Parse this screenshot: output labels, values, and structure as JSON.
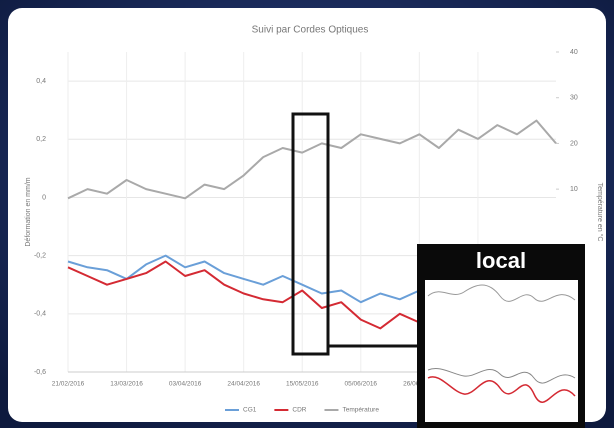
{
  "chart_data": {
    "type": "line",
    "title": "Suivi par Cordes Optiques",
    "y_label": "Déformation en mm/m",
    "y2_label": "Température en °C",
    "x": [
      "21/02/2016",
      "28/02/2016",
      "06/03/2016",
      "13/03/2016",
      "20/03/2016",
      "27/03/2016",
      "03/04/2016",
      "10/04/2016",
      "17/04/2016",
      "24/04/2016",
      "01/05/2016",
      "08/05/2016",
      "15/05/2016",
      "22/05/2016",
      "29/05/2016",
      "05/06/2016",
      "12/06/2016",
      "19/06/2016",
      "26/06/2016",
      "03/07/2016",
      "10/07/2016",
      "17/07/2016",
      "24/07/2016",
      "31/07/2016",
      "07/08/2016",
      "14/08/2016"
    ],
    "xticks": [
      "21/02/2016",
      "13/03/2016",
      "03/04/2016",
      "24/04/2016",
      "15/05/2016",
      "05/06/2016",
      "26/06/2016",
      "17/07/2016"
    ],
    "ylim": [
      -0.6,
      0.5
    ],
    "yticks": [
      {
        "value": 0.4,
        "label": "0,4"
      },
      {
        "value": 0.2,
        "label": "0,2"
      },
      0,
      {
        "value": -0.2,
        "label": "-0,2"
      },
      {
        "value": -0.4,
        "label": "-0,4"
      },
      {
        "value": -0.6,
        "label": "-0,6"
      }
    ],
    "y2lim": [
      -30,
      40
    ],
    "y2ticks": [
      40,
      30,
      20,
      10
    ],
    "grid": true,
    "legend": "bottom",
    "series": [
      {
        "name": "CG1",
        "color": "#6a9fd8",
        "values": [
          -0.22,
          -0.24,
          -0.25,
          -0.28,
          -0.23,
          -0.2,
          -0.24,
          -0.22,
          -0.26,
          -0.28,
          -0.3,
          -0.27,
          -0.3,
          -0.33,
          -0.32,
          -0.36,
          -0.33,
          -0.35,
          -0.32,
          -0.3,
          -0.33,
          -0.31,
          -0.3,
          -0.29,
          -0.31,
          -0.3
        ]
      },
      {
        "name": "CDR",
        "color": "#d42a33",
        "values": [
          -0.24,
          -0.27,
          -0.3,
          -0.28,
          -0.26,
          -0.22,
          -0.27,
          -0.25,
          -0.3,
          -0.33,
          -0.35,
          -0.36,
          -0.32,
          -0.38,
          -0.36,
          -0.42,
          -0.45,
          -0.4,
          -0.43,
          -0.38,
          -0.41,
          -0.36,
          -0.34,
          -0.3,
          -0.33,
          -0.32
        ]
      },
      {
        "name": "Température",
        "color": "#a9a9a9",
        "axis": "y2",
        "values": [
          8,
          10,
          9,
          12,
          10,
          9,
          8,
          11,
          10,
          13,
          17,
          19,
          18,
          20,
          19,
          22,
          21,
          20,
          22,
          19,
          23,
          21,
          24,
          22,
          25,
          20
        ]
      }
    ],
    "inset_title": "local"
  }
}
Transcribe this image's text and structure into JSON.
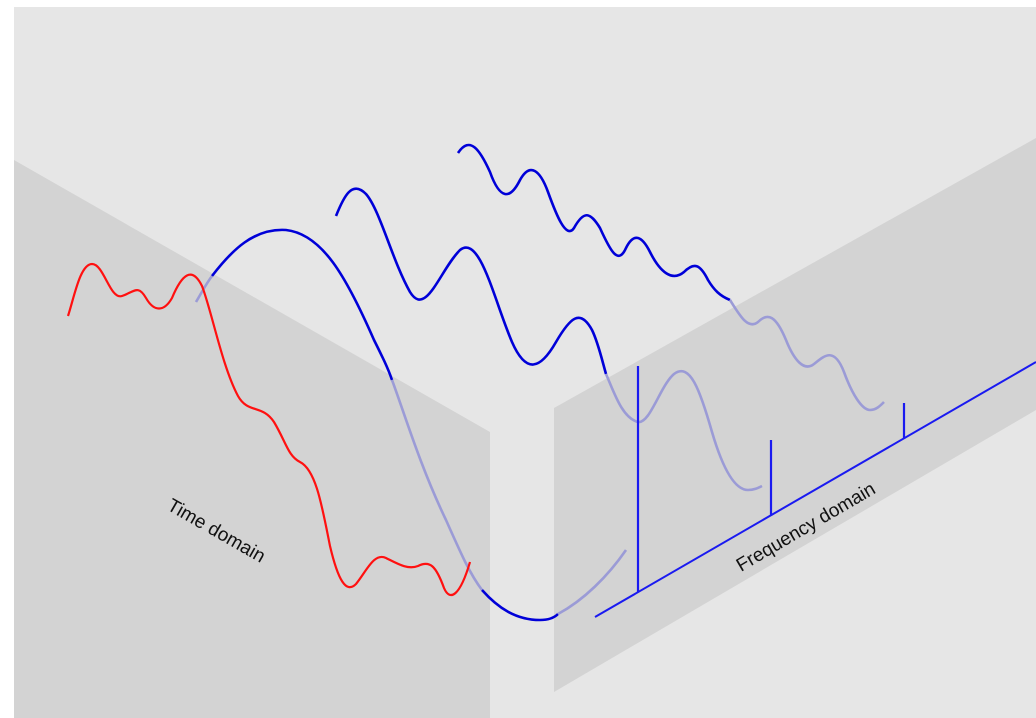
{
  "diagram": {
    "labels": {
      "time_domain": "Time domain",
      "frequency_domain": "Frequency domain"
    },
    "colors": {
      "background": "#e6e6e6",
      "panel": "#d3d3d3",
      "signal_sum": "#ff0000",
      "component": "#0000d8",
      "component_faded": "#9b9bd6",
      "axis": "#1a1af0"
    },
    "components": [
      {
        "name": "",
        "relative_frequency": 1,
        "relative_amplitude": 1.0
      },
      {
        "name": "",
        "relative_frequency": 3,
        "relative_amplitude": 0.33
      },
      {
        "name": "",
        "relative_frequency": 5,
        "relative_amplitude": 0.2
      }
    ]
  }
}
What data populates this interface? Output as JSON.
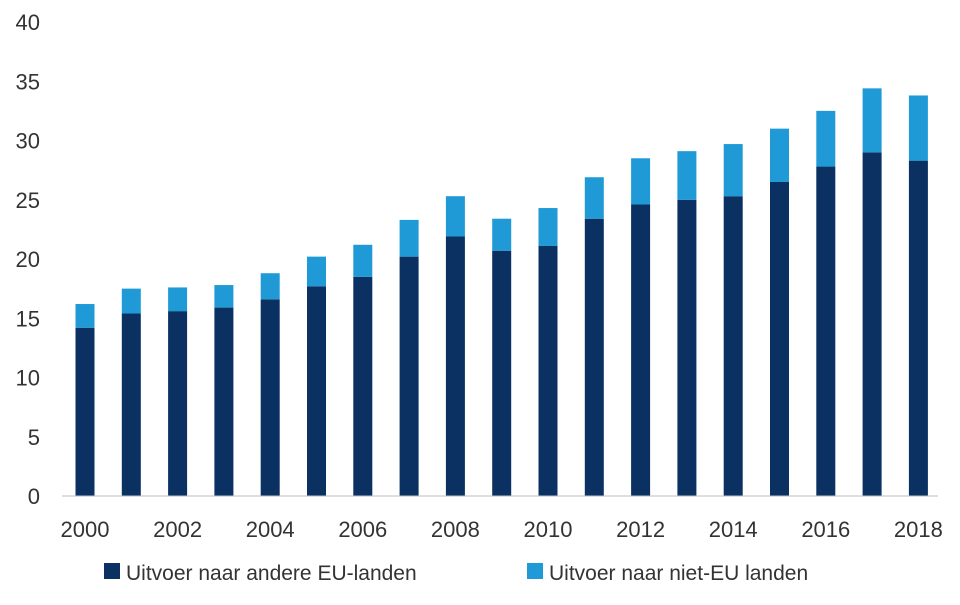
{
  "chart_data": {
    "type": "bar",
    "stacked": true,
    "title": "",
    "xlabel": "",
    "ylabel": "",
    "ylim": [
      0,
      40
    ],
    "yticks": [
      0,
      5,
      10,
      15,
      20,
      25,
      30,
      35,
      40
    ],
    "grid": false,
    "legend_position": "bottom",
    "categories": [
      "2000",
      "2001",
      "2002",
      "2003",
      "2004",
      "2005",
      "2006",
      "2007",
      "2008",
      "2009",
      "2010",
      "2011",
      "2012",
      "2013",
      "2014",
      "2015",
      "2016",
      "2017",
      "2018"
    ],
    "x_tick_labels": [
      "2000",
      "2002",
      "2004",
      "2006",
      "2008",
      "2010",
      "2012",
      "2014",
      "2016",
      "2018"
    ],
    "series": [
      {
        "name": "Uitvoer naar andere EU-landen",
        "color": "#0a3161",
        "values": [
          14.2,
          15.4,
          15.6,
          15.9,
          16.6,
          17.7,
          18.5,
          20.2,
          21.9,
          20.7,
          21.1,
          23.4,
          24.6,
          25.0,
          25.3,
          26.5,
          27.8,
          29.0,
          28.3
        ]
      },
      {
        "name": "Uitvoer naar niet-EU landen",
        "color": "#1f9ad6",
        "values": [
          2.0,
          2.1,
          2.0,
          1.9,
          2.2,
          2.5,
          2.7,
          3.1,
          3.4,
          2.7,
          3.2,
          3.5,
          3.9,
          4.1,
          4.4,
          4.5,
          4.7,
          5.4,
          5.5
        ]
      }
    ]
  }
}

━━━━━━━━━━━━━━━━━━━━

## Aim
Your copy should match the entries exactly, minus the pictures.

## Exercise output
Parse this screenshot: output labels, values, and structure as JSON.
{
  "chart_data": {
    "type": "line",
    "title": "Suivi par Cordes Optiques",
    "y_label": "Déformation en mm/m",
    "y2_label": "Température en °C",
    "x": [
      "21/02/2016",
      "28/02/2016",
      "06/03/2016",
      "13/03/2016",
      "20/03/2016",
      "27/03/2016",
      "03/04/2016",
      "10/04/2016",
      "17/04/2016",
      "24/04/2016",
      "01/05/2016",
      "08/05/2016",
      "15/05/2016",
      "22/05/2016",
      "29/05/2016",
      "05/06/2016",
      "12/06/2016",
      "19/06/2016",
      "26/06/2016",
      "03/07/2016",
      "10/07/2016",
      "17/07/2016",
      "24/07/2016",
      "31/07/2016",
      "07/08/2016",
      "14/08/2016"
    ],
    "xticks": [
      "21/02/2016",
      "13/03/2016",
      "03/04/2016",
      "24/04/2016",
      "15/05/2016",
      "05/06/2016",
      "26/06/2016",
      "17/07/2016"
    ],
    "ylim": [
      -0.6,
      0.5
    ],
    "yticks": [
      {
        "value": 0.4,
        "label": "0,4"
      },
      {
        "value": 0.2,
        "label": "0,2"
      },
      0,
      {
        "value": -0.2,
        "label": "-0,2"
      },
      {
        "value": -0.4,
        "label": "-0,4"
      },
      {
        "value": -0.6,
        "label": "-0,6"
      }
    ],
    "y2lim": [
      -30,
      40
    ],
    "y2ticks": [
      40,
      30,
      20,
      10
    ],
    "grid": true,
    "legend": "bottom",
    "series": [
      {
        "name": "CG1",
        "color": "#6a9fd8",
        "values": [
          -0.22,
          -0.24,
          -0.25,
          -0.28,
          -0.23,
          -0.2,
          -0.24,
          -0.22,
          -0.26,
          -0.28,
          -0.3,
          -0.27,
          -0.3,
          -0.33,
          -0.32,
          -0.36,
          -0.33,
          -0.35,
          -0.32,
          -0.3,
          -0.33,
          -0.31,
          -0.3,
          -0.29,
          -0.31,
          -0.3
        ]
      },
      {
        "name": "CDR",
        "color": "#d42a33",
        "values": [
          -0.24,
          -0.27,
          -0.3,
          -0.28,
          -0.26,
          -0.22,
          -0.27,
          -0.25,
          -0.3,
          -0.33,
          -0.35,
          -0.36,
          -0.32,
          -0.38,
          -0.36,
          -0.42,
          -0.45,
          -0.4,
          -0.43,
          -0.38,
          -0.41,
          -0.36,
          -0.34,
          -0.3,
          -0.33,
          -0.32
        ]
      },
      {
        "name": "Température",
        "color": "#a9a9a9",
        "axis": "y2",
        "values": [
          8,
          10,
          9,
          12,
          10,
          9,
          8,
          11,
          10,
          13,
          17,
          19,
          18,
          20,
          19,
          22,
          21,
          20,
          22,
          19,
          23,
          21,
          24,
          22,
          25,
          20
        ]
      }
    ],
    "inset_title": "local"
  }
}
Transcribe this image's text and structure into JSON.
{
  "diagram": {
    "labels": {
      "time_domain": "Time domain",
      "frequency_domain": "Frequency domain"
    },
    "colors": {
      "background": "#e6e6e6",
      "panel": "#d3d3d3",
      "signal_sum": "#ff0000",
      "component": "#0000d8",
      "component_faded": "#9b9bd6",
      "axis": "#1a1af0"
    },
    "components": [
      {
        "name": "",
        "relative_frequency": 1,
        "relative_amplitude": 1.0
      },
      {
        "name": "",
        "relative_frequency": 3,
        "relative_amplitude": 0.33
      },
      {
        "name": "",
        "relative_frequency": 5,
        "relative_amplitude": 0.2
      }
    ]
  }
}
What data populates this interface? Output as JSON.
{
  "chart_data": {
    "type": "bar",
    "stacked": true,
    "title": "",
    "xlabel": "",
    "ylabel": "",
    "ylim": [
      0,
      40
    ],
    "yticks": [
      0,
      5,
      10,
      15,
      20,
      25,
      30,
      35,
      40
    ],
    "grid": false,
    "legend_position": "bottom",
    "categories": [
      "2000",
      "2001",
      "2002",
      "2003",
      "2004",
      "2005",
      "2006",
      "2007",
      "2008",
      "2009",
      "2010",
      "2011",
      "2012",
      "2013",
      "2014",
      "2015",
      "2016",
      "2017",
      "2018"
    ],
    "x_tick_labels": [
      "2000",
      "2002",
      "2004",
      "2006",
      "2008",
      "2010",
      "2012",
      "2014",
      "2016",
      "2018"
    ],
    "series": [
      {
        "name": "Uitvoer naar andere EU-landen",
        "color": "#0a3161",
        "values": [
          14.2,
          15.4,
          15.6,
          15.9,
          16.6,
          17.7,
          18.5,
          20.2,
          21.9,
          20.7,
          21.1,
          23.4,
          24.6,
          25.0,
          25.3,
          26.5,
          27.8,
          29.0,
          28.3
        ]
      },
      {
        "name": "Uitvoer naar niet-EU landen",
        "color": "#1f9ad6",
        "values": [
          2.0,
          2.1,
          2.0,
          1.9,
          2.2,
          2.5,
          2.7,
          3.1,
          3.4,
          2.7,
          3.2,
          3.5,
          3.9,
          4.1,
          4.4,
          4.5,
          4.7,
          5.4,
          5.5
        ]
      }
    ]
  }
}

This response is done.